Excerpted text
....................
Now, there are certainly reasons for concern looking at what TrialsTracker has uncovered. One would be that GlaxoSmithKline, for example, has failed to report on 22.6 percent of its trials completed between 2006 and 2014, and yet a few years back it signed up to the United Kingdom-based AllTrials clinical trial transparency register, pledging to release all data from its trials.
And the fact is that publishing all trials results, even the unfavorable ones, is helpful to future research and to future trials. Pharma and biotech companies and other trials sponsors often complain about the cost of trials and sometimes difficulty getting participants, and the idea that so much work would go into the effort and no one would see the results runs counter to trying to encourage people to engage in and trust the system.
As Síle Lane, director of campaigns at Sense about Science, which runs the AllTrials campaign, has said, “We should all be outraged that in the last 10 years 8.7 million patients have taken part in trials that haven’t published results. These people volunteered for a clinical trial trusting that whatever was found out in the trial would be shared with doctors and researchers and used to make life better for patients like them. When results from trials are never shared and never used, that’s an enormous betrayal of their trust.
....................
Records shown
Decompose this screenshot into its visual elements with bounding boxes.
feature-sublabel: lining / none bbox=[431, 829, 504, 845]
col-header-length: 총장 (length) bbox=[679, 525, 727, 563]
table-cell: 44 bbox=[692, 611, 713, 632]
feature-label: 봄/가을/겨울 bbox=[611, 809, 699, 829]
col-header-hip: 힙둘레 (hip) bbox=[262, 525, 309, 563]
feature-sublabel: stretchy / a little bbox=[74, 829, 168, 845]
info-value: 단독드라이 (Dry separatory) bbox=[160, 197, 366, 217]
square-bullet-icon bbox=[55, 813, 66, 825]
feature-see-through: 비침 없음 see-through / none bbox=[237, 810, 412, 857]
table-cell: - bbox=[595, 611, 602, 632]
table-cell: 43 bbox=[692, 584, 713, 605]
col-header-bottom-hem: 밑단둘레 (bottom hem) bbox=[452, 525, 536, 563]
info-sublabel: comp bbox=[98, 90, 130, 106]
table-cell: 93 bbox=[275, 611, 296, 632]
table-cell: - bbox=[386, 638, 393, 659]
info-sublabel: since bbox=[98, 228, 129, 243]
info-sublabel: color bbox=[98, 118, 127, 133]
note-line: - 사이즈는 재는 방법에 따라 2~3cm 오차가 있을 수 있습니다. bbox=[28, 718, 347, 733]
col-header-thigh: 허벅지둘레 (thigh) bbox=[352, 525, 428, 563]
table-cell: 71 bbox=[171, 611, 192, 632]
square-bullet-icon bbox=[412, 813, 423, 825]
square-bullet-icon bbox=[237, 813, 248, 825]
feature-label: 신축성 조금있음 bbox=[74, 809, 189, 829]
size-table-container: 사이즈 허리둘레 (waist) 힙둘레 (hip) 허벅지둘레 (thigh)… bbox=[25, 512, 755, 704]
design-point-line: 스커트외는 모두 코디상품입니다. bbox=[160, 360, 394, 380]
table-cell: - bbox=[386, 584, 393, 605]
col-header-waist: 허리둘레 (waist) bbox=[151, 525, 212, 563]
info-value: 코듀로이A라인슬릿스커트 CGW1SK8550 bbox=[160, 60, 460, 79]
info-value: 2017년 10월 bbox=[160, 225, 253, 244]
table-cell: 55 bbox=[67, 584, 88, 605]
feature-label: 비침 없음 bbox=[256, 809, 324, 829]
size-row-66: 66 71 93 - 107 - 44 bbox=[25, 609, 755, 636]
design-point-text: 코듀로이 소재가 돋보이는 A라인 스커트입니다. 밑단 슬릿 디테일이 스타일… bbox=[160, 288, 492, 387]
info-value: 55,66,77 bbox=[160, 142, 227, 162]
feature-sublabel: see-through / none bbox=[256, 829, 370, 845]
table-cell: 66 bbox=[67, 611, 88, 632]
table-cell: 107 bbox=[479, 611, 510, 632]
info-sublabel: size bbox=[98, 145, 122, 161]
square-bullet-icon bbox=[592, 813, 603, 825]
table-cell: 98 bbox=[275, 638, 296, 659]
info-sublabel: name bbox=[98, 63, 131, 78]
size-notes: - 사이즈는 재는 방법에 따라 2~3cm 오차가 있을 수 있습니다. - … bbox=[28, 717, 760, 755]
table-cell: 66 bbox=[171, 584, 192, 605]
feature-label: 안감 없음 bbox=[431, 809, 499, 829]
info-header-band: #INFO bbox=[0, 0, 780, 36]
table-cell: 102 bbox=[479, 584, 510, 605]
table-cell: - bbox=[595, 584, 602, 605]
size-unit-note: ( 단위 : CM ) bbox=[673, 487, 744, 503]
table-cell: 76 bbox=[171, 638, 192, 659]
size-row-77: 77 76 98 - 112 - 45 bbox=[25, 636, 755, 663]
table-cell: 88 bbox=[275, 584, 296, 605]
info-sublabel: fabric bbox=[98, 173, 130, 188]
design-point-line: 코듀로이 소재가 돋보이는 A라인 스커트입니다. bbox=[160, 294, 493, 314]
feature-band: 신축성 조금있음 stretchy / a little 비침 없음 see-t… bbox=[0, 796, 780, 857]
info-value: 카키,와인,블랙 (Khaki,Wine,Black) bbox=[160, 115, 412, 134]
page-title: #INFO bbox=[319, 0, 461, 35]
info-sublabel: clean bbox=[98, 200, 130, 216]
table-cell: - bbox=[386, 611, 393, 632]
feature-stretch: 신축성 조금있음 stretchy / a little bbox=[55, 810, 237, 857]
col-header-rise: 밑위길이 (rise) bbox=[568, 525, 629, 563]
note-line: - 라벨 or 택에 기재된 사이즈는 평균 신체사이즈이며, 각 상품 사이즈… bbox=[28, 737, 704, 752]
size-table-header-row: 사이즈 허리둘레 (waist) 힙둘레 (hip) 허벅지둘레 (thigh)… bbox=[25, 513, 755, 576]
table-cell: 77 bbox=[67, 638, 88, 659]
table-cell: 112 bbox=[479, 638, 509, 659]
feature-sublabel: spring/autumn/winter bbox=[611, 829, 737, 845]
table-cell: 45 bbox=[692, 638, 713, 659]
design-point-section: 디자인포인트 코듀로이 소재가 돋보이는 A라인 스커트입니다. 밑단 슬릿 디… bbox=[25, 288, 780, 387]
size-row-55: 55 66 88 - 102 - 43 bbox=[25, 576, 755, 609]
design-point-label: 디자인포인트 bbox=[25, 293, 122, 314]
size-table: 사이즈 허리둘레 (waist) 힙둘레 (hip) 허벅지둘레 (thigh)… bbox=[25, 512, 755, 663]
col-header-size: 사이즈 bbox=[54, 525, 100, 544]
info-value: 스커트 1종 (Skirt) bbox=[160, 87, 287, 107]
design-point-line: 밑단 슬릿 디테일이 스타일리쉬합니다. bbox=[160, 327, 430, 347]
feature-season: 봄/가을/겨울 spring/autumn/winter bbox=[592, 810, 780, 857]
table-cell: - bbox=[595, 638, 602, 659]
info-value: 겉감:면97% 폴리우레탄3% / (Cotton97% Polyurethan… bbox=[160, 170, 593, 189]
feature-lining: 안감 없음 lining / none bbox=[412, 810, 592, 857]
....................
Exercises to complete
1. In the excerpt on clinical trial reporting, what share of its trials completed between 2006 and 2014 has GlaxoSmithKline failed to report on?
2. According to the excerpt on clinical trial reporting, why does Síle Lane call unshared trial results a betrayal of trust?

Answers for the tasks
1. 22.6 percent

2. Patients volunteered for trials trusting that the findings would be shared with doctors and researchers and used to make life better for patients like them. When results are never shared or used, that trust is broken.